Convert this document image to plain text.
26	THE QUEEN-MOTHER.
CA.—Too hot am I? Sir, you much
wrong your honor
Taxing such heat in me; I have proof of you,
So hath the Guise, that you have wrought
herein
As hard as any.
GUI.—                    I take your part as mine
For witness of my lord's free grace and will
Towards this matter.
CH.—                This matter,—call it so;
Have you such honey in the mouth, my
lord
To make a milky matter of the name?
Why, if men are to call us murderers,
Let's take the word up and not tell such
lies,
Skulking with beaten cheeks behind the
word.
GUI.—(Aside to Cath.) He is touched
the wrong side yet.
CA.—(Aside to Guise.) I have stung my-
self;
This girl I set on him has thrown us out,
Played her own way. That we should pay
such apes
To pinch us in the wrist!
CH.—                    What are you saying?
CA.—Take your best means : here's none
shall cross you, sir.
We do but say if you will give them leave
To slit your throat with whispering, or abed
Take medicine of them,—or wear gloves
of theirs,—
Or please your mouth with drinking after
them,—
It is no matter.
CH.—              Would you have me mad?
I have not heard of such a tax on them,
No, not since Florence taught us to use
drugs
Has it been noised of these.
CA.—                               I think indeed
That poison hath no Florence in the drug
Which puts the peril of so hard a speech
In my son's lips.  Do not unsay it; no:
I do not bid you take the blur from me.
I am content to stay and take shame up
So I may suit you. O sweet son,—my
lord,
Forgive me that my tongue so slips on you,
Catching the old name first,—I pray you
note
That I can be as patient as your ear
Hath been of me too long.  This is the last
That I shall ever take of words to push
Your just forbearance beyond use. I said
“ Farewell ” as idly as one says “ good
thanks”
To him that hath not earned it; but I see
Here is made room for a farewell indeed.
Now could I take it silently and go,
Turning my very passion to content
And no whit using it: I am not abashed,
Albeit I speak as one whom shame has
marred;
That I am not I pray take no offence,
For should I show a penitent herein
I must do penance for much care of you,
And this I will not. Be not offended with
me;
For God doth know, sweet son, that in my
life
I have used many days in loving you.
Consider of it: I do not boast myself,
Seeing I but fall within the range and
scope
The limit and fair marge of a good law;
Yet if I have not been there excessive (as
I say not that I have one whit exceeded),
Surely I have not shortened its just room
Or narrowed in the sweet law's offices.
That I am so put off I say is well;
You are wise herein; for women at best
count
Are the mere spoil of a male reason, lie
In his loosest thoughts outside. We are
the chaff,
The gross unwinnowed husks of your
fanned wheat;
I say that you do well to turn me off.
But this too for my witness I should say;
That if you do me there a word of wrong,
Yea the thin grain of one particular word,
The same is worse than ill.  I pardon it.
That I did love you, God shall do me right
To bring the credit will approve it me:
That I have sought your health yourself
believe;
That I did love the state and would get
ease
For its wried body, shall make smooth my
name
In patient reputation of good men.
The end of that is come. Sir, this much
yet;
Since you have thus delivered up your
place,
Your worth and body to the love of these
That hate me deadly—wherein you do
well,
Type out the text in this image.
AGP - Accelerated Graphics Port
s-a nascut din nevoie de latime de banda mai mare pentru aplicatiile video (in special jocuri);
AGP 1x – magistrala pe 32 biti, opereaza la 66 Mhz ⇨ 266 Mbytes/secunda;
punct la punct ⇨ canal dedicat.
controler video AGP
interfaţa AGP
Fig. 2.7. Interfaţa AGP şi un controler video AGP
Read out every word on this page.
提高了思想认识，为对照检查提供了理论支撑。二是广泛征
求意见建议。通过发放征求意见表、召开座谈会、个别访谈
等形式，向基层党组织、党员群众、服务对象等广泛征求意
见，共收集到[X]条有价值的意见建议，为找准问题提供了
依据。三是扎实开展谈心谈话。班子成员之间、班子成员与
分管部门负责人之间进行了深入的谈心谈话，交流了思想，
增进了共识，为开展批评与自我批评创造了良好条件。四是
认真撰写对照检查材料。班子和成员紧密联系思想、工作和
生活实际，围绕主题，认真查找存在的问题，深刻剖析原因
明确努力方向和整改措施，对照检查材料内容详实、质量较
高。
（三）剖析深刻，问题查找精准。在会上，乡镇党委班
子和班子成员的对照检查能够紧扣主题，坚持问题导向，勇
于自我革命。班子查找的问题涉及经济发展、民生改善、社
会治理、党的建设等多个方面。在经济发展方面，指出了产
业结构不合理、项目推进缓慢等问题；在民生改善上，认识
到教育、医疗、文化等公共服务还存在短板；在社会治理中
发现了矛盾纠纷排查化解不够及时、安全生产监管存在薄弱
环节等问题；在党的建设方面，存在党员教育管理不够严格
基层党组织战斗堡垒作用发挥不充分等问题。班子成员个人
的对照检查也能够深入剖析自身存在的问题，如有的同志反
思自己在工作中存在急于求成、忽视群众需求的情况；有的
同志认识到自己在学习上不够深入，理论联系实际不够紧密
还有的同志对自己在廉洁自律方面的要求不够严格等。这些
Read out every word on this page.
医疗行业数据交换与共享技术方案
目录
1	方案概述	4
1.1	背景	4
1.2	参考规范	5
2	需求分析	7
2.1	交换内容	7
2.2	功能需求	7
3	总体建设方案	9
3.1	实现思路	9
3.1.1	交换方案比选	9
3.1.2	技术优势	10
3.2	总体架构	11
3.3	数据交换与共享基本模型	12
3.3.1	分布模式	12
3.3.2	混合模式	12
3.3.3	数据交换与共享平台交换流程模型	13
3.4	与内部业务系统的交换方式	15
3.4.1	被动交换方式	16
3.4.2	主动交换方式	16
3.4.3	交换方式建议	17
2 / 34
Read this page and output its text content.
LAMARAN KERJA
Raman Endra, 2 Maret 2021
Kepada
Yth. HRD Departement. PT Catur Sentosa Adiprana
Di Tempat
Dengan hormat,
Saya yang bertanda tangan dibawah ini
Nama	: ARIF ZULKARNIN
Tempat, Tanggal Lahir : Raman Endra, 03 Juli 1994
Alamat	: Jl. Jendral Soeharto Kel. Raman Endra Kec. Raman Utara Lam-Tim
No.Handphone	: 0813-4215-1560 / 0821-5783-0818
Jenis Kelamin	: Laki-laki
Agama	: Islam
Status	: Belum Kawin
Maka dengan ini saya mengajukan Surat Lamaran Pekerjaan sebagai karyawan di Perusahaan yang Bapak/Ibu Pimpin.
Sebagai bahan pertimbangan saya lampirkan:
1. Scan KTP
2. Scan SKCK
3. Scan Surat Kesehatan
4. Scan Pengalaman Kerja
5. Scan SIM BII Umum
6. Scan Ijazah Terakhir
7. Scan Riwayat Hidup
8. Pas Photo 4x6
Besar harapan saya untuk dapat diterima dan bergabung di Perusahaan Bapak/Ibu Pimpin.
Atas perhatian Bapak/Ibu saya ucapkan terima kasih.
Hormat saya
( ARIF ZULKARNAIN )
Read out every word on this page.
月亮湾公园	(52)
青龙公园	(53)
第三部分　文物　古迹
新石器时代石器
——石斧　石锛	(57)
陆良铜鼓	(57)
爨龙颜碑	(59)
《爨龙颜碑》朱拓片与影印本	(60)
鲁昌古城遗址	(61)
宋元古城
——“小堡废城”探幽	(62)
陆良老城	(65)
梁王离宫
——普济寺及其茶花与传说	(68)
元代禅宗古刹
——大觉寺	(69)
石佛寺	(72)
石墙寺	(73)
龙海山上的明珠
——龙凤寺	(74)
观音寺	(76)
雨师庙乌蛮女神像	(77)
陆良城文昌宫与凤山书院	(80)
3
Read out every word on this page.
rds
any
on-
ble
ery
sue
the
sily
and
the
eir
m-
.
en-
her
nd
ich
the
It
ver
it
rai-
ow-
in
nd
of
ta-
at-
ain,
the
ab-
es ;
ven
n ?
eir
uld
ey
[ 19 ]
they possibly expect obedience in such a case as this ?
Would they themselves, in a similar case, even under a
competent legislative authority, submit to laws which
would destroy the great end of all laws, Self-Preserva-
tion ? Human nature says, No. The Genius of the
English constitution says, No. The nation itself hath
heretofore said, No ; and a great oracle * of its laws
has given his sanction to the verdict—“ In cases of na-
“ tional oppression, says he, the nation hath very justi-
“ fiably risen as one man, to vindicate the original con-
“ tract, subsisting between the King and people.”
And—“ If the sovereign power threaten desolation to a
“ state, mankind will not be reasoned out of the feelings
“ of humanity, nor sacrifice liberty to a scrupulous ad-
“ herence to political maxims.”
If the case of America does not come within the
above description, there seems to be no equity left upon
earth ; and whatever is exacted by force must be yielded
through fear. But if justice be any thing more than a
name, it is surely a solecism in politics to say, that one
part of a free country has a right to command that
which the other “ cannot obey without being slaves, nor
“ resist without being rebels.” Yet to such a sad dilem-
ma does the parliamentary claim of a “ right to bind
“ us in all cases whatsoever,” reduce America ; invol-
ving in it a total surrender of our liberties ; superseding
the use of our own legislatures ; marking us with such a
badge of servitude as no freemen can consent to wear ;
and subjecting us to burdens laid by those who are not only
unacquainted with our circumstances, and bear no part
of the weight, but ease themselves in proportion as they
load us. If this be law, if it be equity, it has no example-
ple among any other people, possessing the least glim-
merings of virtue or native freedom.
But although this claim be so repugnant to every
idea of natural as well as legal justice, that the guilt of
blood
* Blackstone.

Your objective =>
Show every line in the records above that contains the word "must".

Final result =>
I must do penance for much care of you,
earth ; and whatever is exacted by force must be yielded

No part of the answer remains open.